» Task to complete: Each entry must appear again exactly as it does in the source.

» The records:
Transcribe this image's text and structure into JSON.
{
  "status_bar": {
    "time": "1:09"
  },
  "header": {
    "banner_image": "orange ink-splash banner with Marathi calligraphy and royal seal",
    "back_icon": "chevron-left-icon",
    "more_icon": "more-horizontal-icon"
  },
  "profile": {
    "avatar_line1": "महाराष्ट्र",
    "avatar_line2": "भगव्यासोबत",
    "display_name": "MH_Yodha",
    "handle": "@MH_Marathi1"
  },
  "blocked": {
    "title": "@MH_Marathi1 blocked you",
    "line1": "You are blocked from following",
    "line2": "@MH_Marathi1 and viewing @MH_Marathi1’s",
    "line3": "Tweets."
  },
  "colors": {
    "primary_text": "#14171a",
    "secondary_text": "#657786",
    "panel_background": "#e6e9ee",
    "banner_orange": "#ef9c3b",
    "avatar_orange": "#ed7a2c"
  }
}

» Answer for this exercise:
Transcribe this image's text and structure into JSON.
{
  "status_bar": {
    "time": "1:09"
  },
  "header": {
    "banner_image": "orange ink-splash banner with Marathi calligraphy and royal seal",
    "back_icon": "chevron-left-icon",
    "more_icon": "more-horizontal-icon"
  },
  "profile": {
    "avatar_line1": "महाराष्ट्र",
    "avatar_line2": "भगव्यासोबत",
    "display_name": "MH_Yodha",
    "handle": "@MH_Marathi1"
  },
  "blocked": {
    "title": "@MH_Marathi1 blocked you",
    "line1": "You are blocked from following",
    "line2": "@MH_Marathi1 and viewing @MH_Marathi1’s",
    "line3": "Tweets."
  },
  "colors": {
    "primary_text": "#14171a",
    "secondary_text": "#657786",
    "panel_background": "#e6e9ee",
    "banner_orange": "#ef9c3b",
    "avatar_orange": "#ed7a2c"
  }
}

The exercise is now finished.